— BEGIN —

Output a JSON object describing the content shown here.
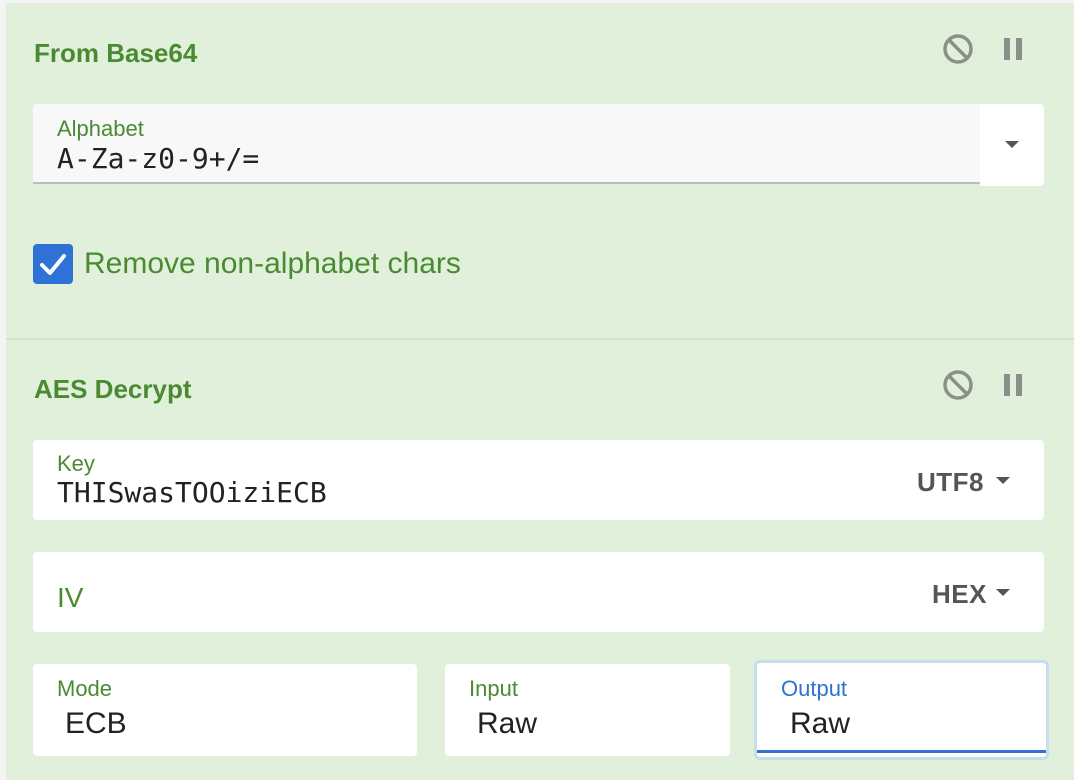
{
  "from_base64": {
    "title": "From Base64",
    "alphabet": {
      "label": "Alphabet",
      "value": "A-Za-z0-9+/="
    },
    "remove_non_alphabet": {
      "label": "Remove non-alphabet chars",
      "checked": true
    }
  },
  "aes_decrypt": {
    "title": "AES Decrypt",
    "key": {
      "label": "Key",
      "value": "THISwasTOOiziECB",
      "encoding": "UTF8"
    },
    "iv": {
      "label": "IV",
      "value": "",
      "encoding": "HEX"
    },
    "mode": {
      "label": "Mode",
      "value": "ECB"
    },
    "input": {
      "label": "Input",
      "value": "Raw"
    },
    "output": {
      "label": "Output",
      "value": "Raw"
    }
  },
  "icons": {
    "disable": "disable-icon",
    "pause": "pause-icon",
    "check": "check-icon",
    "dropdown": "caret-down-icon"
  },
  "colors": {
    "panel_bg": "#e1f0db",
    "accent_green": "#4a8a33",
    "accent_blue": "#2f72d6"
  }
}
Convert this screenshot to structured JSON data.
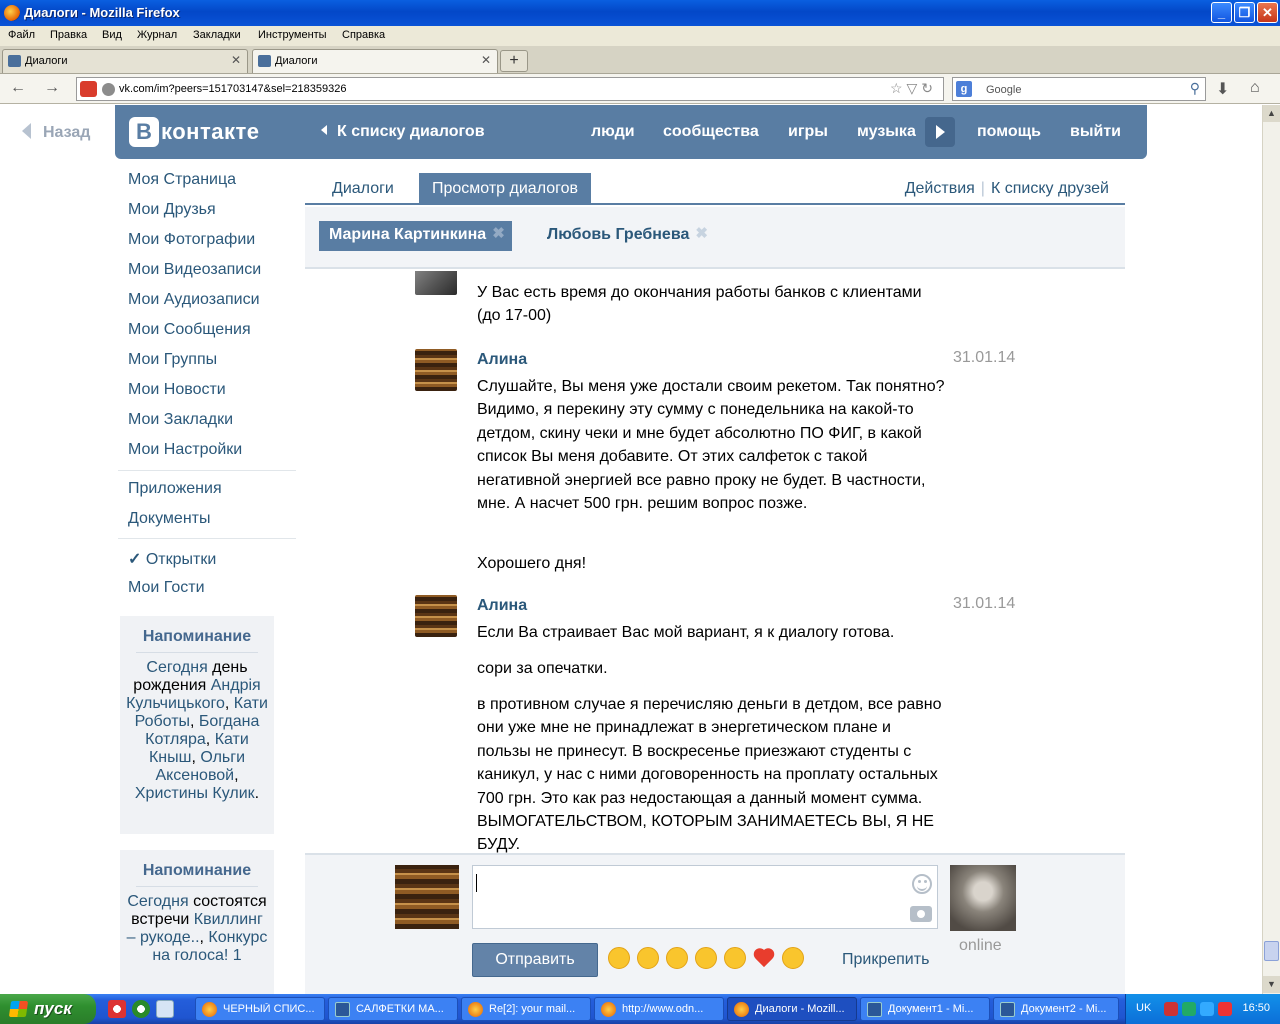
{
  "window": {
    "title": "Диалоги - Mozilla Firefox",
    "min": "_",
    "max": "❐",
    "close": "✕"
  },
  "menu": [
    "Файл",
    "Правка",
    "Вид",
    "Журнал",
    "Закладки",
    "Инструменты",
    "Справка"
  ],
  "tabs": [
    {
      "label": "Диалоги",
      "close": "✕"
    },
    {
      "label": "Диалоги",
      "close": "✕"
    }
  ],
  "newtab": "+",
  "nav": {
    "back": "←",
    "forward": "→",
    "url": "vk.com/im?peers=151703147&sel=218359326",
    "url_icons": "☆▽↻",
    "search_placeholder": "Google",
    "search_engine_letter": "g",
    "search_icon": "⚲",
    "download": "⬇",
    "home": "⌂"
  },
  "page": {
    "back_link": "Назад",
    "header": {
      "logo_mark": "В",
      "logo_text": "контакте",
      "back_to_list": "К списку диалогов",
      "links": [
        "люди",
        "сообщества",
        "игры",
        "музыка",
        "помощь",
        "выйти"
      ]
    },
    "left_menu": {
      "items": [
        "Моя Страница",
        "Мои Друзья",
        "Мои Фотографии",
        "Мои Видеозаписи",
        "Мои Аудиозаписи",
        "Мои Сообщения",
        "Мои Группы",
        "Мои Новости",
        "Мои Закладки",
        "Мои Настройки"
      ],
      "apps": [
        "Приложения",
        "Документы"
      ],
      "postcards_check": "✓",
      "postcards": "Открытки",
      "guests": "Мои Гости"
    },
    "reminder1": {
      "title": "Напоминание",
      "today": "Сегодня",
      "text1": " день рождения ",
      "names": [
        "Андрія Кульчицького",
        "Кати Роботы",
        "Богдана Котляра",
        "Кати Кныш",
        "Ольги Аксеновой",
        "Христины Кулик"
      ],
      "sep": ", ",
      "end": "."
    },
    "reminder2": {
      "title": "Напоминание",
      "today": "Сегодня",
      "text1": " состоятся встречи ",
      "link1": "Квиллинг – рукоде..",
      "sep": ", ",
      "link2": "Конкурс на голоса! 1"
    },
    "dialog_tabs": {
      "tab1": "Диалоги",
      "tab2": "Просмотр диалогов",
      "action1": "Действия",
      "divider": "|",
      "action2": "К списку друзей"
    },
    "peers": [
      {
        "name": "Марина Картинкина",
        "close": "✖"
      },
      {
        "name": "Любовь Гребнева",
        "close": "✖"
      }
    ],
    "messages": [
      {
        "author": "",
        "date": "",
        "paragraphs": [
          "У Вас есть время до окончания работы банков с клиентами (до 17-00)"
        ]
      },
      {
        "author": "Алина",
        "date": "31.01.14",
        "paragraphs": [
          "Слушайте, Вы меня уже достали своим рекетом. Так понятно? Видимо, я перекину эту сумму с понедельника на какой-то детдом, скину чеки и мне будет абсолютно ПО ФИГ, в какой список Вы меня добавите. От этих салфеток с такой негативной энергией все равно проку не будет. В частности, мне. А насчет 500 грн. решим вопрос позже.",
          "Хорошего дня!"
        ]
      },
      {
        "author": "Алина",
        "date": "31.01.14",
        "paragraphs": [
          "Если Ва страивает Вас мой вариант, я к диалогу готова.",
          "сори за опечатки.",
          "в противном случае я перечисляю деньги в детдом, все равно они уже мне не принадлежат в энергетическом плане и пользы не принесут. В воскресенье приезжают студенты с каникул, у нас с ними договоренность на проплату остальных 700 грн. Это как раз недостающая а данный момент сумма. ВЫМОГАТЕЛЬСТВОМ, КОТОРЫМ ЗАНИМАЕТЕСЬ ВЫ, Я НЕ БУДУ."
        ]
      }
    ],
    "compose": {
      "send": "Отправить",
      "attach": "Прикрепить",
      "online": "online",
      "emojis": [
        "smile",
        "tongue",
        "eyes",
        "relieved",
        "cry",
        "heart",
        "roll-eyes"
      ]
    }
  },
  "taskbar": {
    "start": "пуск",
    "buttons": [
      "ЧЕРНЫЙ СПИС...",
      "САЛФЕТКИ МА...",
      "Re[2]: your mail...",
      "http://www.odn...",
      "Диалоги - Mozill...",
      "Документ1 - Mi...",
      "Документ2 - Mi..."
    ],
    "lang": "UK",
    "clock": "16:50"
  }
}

— END —
— BEGIN —

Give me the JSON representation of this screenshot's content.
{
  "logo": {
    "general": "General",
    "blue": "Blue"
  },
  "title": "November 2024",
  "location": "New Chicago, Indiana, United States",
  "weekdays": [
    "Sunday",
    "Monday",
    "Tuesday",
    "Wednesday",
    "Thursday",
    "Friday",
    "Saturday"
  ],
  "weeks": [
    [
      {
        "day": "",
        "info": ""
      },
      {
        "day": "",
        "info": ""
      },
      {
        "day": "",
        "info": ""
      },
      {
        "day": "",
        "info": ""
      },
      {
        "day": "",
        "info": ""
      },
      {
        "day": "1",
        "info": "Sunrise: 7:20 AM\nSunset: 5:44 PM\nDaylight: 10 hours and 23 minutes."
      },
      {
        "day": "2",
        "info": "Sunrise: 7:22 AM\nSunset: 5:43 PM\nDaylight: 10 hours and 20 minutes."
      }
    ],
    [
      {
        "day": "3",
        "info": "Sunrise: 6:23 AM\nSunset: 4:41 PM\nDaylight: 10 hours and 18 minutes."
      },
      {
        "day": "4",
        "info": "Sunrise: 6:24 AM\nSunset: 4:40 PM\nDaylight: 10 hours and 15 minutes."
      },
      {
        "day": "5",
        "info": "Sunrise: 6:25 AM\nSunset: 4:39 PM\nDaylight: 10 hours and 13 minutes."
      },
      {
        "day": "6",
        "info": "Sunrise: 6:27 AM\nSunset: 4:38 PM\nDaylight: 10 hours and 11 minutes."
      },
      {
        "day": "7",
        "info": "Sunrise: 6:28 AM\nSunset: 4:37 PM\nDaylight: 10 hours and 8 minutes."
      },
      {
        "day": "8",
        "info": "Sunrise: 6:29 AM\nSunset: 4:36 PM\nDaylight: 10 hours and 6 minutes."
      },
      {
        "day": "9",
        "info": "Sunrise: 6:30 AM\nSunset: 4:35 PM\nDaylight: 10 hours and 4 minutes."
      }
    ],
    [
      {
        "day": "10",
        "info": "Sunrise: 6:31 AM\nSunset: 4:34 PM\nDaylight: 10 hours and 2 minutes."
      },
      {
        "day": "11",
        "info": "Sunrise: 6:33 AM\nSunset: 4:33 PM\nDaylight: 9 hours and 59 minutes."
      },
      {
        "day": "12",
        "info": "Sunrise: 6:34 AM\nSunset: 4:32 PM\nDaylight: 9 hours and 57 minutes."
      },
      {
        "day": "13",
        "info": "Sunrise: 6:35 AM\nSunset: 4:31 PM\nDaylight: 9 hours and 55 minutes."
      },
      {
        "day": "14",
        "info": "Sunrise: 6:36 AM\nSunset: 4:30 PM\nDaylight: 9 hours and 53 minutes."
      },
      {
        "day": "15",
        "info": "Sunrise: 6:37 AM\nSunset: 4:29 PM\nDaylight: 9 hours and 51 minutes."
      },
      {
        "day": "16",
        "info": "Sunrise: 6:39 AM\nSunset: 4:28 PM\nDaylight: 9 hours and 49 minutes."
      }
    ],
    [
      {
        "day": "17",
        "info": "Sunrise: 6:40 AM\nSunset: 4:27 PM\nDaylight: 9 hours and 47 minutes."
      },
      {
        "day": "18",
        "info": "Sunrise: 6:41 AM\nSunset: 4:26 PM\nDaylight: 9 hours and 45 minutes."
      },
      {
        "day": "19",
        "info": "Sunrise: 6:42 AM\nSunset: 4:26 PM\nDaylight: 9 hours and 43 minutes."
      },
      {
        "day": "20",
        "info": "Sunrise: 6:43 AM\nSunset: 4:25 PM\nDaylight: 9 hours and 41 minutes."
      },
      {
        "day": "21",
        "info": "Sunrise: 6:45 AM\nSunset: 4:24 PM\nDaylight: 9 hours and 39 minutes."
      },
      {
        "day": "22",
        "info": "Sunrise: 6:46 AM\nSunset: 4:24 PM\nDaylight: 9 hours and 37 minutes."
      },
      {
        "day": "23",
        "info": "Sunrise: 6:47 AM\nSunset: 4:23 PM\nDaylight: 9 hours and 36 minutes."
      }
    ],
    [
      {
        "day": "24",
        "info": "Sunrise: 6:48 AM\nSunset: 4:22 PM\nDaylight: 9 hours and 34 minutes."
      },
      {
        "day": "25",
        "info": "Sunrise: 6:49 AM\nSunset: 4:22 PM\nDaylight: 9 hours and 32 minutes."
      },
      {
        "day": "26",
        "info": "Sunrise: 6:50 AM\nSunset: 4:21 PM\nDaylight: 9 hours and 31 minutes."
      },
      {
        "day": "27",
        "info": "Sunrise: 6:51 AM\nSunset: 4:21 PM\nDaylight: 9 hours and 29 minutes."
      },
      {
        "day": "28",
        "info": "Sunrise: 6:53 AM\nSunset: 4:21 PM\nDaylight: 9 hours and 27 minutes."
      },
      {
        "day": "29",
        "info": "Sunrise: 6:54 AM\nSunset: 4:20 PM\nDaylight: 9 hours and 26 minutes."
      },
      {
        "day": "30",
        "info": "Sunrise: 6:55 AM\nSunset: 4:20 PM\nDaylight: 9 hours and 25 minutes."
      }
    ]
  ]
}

— END —

Required task
Above are some records. Report the number of their lines that include "peers", and add nothing else.

Task solution
2